- [Requirements]
Below is a block of records: output all of them exactly and leave out the pictures.

- [Input for this task]

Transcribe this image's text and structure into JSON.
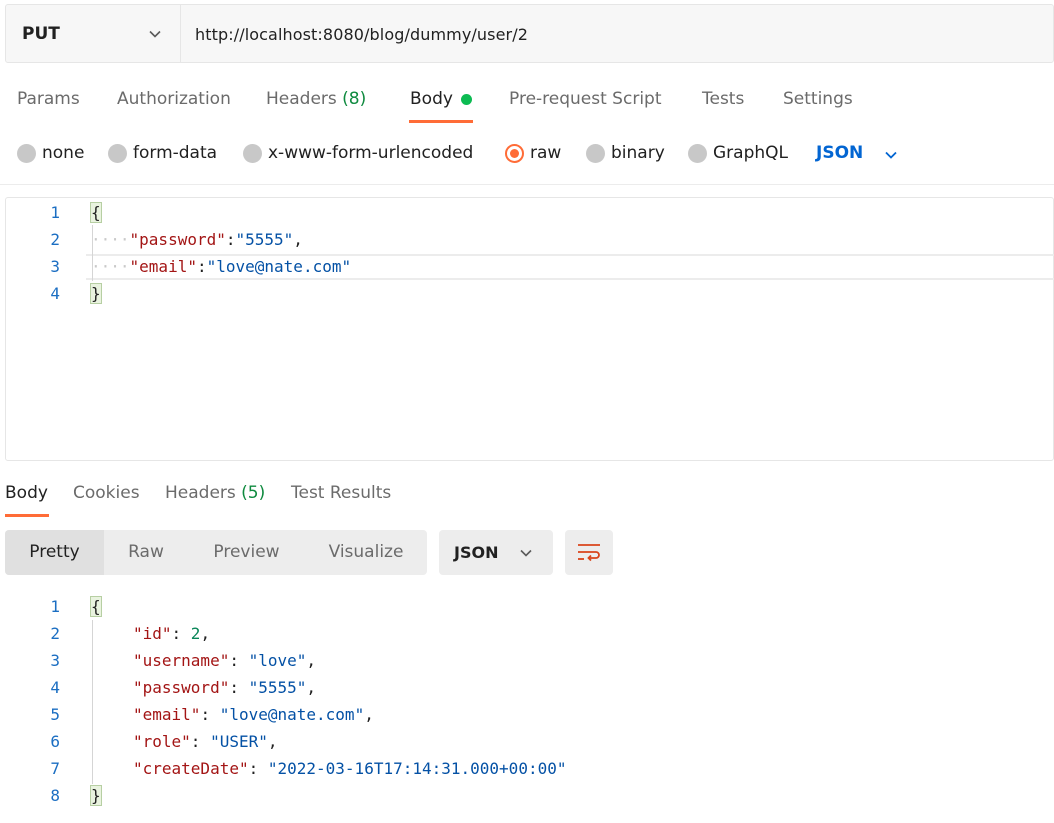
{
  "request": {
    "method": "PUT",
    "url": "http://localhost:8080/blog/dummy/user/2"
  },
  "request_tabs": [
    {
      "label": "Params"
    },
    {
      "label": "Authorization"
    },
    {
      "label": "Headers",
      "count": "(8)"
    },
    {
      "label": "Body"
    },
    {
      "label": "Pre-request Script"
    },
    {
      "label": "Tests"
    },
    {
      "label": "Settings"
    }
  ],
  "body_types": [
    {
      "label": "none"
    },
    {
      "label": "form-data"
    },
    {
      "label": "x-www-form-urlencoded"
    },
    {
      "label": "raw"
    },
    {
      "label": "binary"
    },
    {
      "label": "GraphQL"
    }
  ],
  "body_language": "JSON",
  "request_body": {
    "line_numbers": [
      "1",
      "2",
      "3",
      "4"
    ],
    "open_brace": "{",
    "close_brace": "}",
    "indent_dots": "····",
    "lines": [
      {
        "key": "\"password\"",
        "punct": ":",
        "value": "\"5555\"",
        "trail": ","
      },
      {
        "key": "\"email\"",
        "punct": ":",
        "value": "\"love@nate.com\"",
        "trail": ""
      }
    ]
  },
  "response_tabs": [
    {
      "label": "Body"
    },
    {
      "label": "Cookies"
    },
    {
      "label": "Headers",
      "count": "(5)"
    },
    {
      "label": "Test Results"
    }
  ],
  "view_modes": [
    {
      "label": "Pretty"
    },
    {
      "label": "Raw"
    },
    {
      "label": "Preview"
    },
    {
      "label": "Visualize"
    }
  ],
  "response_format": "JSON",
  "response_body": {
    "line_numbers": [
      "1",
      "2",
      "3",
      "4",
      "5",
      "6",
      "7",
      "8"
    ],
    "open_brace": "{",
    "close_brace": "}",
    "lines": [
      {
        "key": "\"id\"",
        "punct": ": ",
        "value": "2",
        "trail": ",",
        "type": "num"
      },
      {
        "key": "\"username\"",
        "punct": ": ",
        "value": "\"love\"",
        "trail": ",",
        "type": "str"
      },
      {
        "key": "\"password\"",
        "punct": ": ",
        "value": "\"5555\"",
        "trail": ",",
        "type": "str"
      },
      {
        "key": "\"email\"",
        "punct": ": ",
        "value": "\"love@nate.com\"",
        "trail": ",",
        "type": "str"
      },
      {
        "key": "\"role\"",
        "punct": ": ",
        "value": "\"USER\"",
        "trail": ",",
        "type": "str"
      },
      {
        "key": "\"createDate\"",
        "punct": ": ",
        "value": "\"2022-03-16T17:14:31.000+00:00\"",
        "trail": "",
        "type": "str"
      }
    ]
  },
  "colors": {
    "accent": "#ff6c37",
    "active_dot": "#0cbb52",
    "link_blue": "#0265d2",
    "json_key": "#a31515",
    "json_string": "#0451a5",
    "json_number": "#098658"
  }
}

- [Complete response]
Transcribe this image's text and structure into JSON.
{
  "request": {
    "method": "PUT",
    "url": "http://localhost:8080/blog/dummy/user/2"
  },
  "request_tabs": [
    {
      "label": "Params"
    },
    {
      "label": "Authorization"
    },
    {
      "label": "Headers",
      "count": "(8)"
    },
    {
      "label": "Body"
    },
    {
      "label": "Pre-request Script"
    },
    {
      "label": "Tests"
    },
    {
      "label": "Settings"
    }
  ],
  "body_types": [
    {
      "label": "none"
    },
    {
      "label": "form-data"
    },
    {
      "label": "x-www-form-urlencoded"
    },
    {
      "label": "raw"
    },
    {
      "label": "binary"
    },
    {
      "label": "GraphQL"
    }
  ],
  "body_language": "JSON",
  "request_body": {
    "line_numbers": [
      "1",
      "2",
      "3",
      "4"
    ],
    "open_brace": "{",
    "close_brace": "}",
    "indent_dots": "····",
    "lines": [
      {
        "key": "\"password\"",
        "punct": ":",
        "value": "\"5555\"",
        "trail": ","
      },
      {
        "key": "\"email\"",
        "punct": ":",
        "value": "\"love@nate.com\"",
        "trail": ""
      }
    ]
  },
  "response_tabs": [
    {
      "label": "Body"
    },
    {
      "label": "Cookies"
    },
    {
      "label": "Headers",
      "count": "(5)"
    },
    {
      "label": "Test Results"
    }
  ],
  "view_modes": [
    {
      "label": "Pretty"
    },
    {
      "label": "Raw"
    },
    {
      "label": "Preview"
    },
    {
      "label": "Visualize"
    }
  ],
  "response_format": "JSON",
  "response_body": {
    "line_numbers": [
      "1",
      "2",
      "3",
      "4",
      "5",
      "6",
      "7",
      "8"
    ],
    "open_brace": "{",
    "close_brace": "}",
    "lines": [
      {
        "key": "\"id\"",
        "punct": ": ",
        "value": "2",
        "trail": ",",
        "type": "num"
      },
      {
        "key": "\"username\"",
        "punct": ": ",
        "value": "\"love\"",
        "trail": ",",
        "type": "str"
      },
      {
        "key": "\"password\"",
        "punct": ": ",
        "value": "\"5555\"",
        "trail": ",",
        "type": "str"
      },
      {
        "key": "\"email\"",
        "punct": ": ",
        "value": "\"love@nate.com\"",
        "trail": ",",
        "type": "str"
      },
      {
        "key": "\"role\"",
        "punct": ": ",
        "value": "\"USER\"",
        "trail": ",",
        "type": "str"
      },
      {
        "key": "\"createDate\"",
        "punct": ": ",
        "value": "\"2022-03-16T17:14:31.000+00:00\"",
        "trail": "",
        "type": "str"
      }
    ]
  },
  "colors": {
    "accent": "#ff6c37",
    "active_dot": "#0cbb52",
    "link_blue": "#0265d2",
    "json_key": "#a31515",
    "json_string": "#0451a5",
    "json_number": "#098658"
  }
}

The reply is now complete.